THE REQUEST
Reproduce the records below word for word, keeping every line unchanged.

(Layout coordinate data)

= = = = =

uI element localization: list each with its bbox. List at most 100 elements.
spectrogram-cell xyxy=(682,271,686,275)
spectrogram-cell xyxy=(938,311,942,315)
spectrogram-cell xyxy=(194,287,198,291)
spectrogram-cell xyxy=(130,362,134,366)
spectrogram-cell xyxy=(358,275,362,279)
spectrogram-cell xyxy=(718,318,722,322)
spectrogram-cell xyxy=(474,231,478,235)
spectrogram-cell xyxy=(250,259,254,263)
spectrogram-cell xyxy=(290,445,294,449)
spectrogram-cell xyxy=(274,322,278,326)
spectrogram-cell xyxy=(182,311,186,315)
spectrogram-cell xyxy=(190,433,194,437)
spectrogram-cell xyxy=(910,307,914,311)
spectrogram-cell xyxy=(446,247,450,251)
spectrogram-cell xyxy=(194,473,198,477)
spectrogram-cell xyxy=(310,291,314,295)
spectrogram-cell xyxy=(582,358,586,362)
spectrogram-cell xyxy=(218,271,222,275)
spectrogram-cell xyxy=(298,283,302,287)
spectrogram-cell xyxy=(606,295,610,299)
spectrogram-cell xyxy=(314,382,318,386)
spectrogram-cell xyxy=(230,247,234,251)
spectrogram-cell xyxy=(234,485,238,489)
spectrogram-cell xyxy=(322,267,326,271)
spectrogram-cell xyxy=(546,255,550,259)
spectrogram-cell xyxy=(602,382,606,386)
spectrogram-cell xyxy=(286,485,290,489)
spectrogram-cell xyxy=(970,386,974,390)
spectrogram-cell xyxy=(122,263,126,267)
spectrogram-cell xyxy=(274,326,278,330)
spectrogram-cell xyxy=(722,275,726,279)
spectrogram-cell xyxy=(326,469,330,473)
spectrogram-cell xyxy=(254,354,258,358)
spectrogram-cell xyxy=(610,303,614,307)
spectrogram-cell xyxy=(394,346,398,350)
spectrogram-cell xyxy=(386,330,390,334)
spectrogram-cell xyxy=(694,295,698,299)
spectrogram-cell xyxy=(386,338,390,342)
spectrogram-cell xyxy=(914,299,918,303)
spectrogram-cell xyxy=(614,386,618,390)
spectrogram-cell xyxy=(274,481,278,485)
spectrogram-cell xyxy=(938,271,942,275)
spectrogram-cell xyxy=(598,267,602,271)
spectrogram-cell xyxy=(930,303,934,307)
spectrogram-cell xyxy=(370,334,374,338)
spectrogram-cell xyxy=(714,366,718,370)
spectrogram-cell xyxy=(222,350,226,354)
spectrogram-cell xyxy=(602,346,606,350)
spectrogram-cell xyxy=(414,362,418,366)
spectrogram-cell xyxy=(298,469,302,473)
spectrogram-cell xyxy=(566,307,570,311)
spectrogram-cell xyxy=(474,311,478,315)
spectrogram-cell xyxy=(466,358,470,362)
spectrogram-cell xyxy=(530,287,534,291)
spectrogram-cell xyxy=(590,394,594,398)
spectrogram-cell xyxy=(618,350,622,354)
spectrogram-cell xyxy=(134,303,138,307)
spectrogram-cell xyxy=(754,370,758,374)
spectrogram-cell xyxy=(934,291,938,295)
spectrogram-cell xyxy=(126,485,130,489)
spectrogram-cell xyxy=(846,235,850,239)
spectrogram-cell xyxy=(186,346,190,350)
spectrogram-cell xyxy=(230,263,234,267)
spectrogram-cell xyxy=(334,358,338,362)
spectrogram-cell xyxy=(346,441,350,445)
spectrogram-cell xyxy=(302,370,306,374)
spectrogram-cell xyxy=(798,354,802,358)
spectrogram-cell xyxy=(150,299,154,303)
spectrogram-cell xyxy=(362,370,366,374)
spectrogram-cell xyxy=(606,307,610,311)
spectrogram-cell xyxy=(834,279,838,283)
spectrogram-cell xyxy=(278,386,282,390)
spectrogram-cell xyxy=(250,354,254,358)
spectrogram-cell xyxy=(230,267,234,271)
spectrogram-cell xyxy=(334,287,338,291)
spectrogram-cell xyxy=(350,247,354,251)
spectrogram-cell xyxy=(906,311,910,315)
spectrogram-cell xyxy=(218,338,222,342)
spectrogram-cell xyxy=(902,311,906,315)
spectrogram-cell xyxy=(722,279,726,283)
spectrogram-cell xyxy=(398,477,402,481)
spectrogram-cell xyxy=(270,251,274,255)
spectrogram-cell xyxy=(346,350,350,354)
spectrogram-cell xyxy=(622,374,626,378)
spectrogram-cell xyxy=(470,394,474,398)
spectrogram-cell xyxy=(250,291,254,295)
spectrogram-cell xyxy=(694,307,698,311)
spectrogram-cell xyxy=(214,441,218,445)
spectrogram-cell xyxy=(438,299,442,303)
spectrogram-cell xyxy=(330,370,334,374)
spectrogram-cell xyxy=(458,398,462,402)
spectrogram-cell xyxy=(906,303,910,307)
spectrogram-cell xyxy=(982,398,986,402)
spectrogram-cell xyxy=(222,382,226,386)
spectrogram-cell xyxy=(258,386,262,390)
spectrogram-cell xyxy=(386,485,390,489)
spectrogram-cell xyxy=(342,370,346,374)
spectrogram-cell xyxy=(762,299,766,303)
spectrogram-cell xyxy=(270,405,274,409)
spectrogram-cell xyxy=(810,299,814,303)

= = = = =

THE COMPLETED TASK
uI element localization: list each with its bbox. List at most 100 elements.
spectrogram-cell xyxy=(682,271,686,275)
spectrogram-cell xyxy=(938,311,942,315)
spectrogram-cell xyxy=(194,287,198,291)
spectrogram-cell xyxy=(130,362,134,366)
spectrogram-cell xyxy=(358,275,362,279)
spectrogram-cell xyxy=(718,318,722,322)
spectrogram-cell xyxy=(474,231,478,235)
spectrogram-cell xyxy=(250,259,254,263)
spectrogram-cell xyxy=(290,445,294,449)
spectrogram-cell xyxy=(274,322,278,326)
spectrogram-cell xyxy=(182,311,186,315)
spectrogram-cell xyxy=(190,433,194,437)
spectrogram-cell xyxy=(910,307,914,311)
spectrogram-cell xyxy=(446,247,450,251)
spectrogram-cell xyxy=(194,473,198,477)
spectrogram-cell xyxy=(310,291,314,295)
spectrogram-cell xyxy=(582,358,586,362)
spectrogram-cell xyxy=(218,271,222,275)
spectrogram-cell xyxy=(298,283,302,287)
spectrogram-cell xyxy=(606,295,610,299)
spectrogram-cell xyxy=(314,382,318,386)
spectrogram-cell xyxy=(230,247,234,251)
spectrogram-cell xyxy=(234,485,238,489)
spectrogram-cell xyxy=(322,267,326,271)
spectrogram-cell xyxy=(546,255,550,259)
spectrogram-cell xyxy=(602,382,606,386)
spectrogram-cell xyxy=(286,485,290,489)
spectrogram-cell xyxy=(970,386,974,390)
spectrogram-cell xyxy=(122,263,126,267)
spectrogram-cell xyxy=(274,326,278,330)
spectrogram-cell xyxy=(722,275,726,279)
spectrogram-cell xyxy=(326,469,330,473)
spectrogram-cell xyxy=(254,354,258,358)
spectrogram-cell xyxy=(610,303,614,307)
spectrogram-cell xyxy=(394,346,398,350)
spectrogram-cell xyxy=(386,330,390,334)
spectrogram-cell xyxy=(694,295,698,299)
spectrogram-cell xyxy=(386,338,390,342)
spectrogram-cell xyxy=(914,299,918,303)
spectrogram-cell xyxy=(614,386,618,390)
spectrogram-cell xyxy=(274,481,278,485)
spectrogram-cell xyxy=(938,271,942,275)
spectrogram-cell xyxy=(598,267,602,271)
spectrogram-cell xyxy=(930,303,934,307)
spectrogram-cell xyxy=(370,334,374,338)
spectrogram-cell xyxy=(714,366,718,370)
spectrogram-cell xyxy=(222,350,226,354)
spectrogram-cell xyxy=(602,346,606,350)
spectrogram-cell xyxy=(414,362,418,366)
spectrogram-cell xyxy=(298,469,302,473)
spectrogram-cell xyxy=(566,307,570,311)
spectrogram-cell xyxy=(474,311,478,315)
spectrogram-cell xyxy=(466,358,470,362)
spectrogram-cell xyxy=(530,287,534,291)
spectrogram-cell xyxy=(590,394,594,398)
spectrogram-cell xyxy=(618,350,622,354)
spectrogram-cell xyxy=(134,303,138,307)
spectrogram-cell xyxy=(754,370,758,374)
spectrogram-cell xyxy=(934,291,938,295)
spectrogram-cell xyxy=(126,485,130,489)
spectrogram-cell xyxy=(846,235,850,239)
spectrogram-cell xyxy=(186,346,190,350)
spectrogram-cell xyxy=(230,263,234,267)
spectrogram-cell xyxy=(334,358,338,362)
spectrogram-cell xyxy=(346,441,350,445)
spectrogram-cell xyxy=(302,370,306,374)
spectrogram-cell xyxy=(798,354,802,358)
spectrogram-cell xyxy=(150,299,154,303)
spectrogram-cell xyxy=(362,370,366,374)
spectrogram-cell xyxy=(606,307,610,311)
spectrogram-cell xyxy=(834,279,838,283)
spectrogram-cell xyxy=(278,386,282,390)
spectrogram-cell xyxy=(250,354,254,358)
spectrogram-cell xyxy=(230,267,234,271)
spectrogram-cell xyxy=(334,287,338,291)
spectrogram-cell xyxy=(350,247,354,251)
spectrogram-cell xyxy=(906,311,910,315)
spectrogram-cell xyxy=(218,338,222,342)
spectrogram-cell xyxy=(902,311,906,315)
spectrogram-cell xyxy=(722,279,726,283)
spectrogram-cell xyxy=(398,477,402,481)
spectrogram-cell xyxy=(270,251,274,255)
spectrogram-cell xyxy=(346,350,350,354)
spectrogram-cell xyxy=(622,374,626,378)
spectrogram-cell xyxy=(470,394,474,398)
spectrogram-cell xyxy=(250,291,254,295)
spectrogram-cell xyxy=(694,307,698,311)
spectrogram-cell xyxy=(214,441,218,445)
spectrogram-cell xyxy=(438,299,442,303)
spectrogram-cell xyxy=(330,370,334,374)
spectrogram-cell xyxy=(458,398,462,402)
spectrogram-cell xyxy=(906,303,910,307)
spectrogram-cell xyxy=(982,398,986,402)
spectrogram-cell xyxy=(222,382,226,386)
spectrogram-cell xyxy=(258,386,262,390)
spectrogram-cell xyxy=(386,485,390,489)
spectrogram-cell xyxy=(342,370,346,374)
spectrogram-cell xyxy=(762,299,766,303)
spectrogram-cell xyxy=(270,405,274,409)
spectrogram-cell xyxy=(810,299,814,303)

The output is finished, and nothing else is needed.